** Start **

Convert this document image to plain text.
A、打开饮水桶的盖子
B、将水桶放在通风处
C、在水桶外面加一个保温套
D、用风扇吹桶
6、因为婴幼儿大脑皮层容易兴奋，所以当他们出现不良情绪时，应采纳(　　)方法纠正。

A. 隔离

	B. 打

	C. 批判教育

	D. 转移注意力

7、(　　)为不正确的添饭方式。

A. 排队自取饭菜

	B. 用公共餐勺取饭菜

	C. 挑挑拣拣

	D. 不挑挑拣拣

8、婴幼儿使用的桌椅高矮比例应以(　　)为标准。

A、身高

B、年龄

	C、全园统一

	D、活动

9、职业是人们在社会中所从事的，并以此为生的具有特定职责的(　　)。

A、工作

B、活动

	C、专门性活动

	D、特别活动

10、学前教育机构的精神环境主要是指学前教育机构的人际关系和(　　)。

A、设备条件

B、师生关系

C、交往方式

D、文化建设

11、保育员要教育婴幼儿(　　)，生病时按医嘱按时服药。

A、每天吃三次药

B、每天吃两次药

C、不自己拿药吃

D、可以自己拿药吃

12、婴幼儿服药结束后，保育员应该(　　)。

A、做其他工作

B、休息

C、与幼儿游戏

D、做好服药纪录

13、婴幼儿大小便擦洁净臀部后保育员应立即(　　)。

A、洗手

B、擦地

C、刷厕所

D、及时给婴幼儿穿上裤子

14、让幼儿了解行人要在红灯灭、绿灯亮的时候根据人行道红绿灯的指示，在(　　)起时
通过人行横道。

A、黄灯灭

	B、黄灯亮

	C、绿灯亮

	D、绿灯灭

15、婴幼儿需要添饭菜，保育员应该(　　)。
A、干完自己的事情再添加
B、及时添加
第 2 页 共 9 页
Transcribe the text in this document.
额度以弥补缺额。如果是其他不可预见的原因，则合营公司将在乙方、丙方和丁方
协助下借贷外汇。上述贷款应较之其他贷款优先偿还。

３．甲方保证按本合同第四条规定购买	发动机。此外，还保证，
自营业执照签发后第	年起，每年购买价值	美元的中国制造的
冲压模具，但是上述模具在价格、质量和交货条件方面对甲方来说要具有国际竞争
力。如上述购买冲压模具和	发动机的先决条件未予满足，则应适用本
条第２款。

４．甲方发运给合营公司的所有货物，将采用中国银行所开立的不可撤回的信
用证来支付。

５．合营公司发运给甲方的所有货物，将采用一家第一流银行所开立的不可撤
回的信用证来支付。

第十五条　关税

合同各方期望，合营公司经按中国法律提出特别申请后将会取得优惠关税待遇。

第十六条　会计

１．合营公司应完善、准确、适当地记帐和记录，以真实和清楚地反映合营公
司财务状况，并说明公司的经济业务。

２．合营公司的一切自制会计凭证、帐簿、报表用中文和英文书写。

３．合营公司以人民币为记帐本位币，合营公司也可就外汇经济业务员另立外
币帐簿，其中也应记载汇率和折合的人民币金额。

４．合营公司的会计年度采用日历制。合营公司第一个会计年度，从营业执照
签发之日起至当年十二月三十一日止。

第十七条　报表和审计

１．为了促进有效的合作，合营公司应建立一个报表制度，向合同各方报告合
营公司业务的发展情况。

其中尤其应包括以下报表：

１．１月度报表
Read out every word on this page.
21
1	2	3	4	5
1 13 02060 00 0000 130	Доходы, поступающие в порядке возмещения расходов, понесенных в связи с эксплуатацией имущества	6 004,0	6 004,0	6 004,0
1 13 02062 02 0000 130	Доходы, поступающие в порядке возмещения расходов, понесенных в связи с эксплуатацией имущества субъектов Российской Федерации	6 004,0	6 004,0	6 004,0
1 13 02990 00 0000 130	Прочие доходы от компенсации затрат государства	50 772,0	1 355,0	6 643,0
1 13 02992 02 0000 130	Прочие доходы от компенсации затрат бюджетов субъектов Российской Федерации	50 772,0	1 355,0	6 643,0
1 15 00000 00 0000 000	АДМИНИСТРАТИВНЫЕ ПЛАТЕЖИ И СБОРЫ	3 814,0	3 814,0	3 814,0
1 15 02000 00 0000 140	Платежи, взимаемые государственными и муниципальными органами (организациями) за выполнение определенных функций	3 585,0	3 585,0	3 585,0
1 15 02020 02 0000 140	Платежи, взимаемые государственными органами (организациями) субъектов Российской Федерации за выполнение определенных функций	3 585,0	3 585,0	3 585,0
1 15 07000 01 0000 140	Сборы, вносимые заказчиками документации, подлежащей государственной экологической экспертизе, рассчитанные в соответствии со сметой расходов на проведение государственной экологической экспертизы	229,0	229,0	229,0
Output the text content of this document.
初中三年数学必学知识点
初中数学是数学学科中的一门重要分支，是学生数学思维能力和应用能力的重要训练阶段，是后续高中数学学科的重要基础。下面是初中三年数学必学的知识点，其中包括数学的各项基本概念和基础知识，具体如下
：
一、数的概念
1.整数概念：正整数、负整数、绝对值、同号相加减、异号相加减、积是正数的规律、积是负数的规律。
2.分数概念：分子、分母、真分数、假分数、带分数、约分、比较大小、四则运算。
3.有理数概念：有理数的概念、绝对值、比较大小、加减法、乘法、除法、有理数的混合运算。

** End **

- **WRITTEN PROBLEM**: Retype, exactly and only, the lines running from the one with "Output the text content of this document." through the final line of the listing above.

- **EXERCISE ANSWER**:
Output the text content of this document.
初中三年数学必学知识点
初中数学是数学学科中的一门重要分支，是学生数学思维能力和应用能力的重要训练阶段，是后续高中数学学科的重要基础。下面是初中三年数学必学的知识点，其中包括数学的各项基本概念和基础知识，具体如下
：
一、数的概念
1.整数概念：正整数、负整数、绝对值、同号相加减、异号相加减、积是正数的规律、积是负数的规律。
2.分数概念：分子、分母、真分数、假分数、带分数、约分、比较大小、四则运算。
3.有理数概念：有理数的概念、绝对值、比较大小、加减法、乘法、除法、有理数的混合运算。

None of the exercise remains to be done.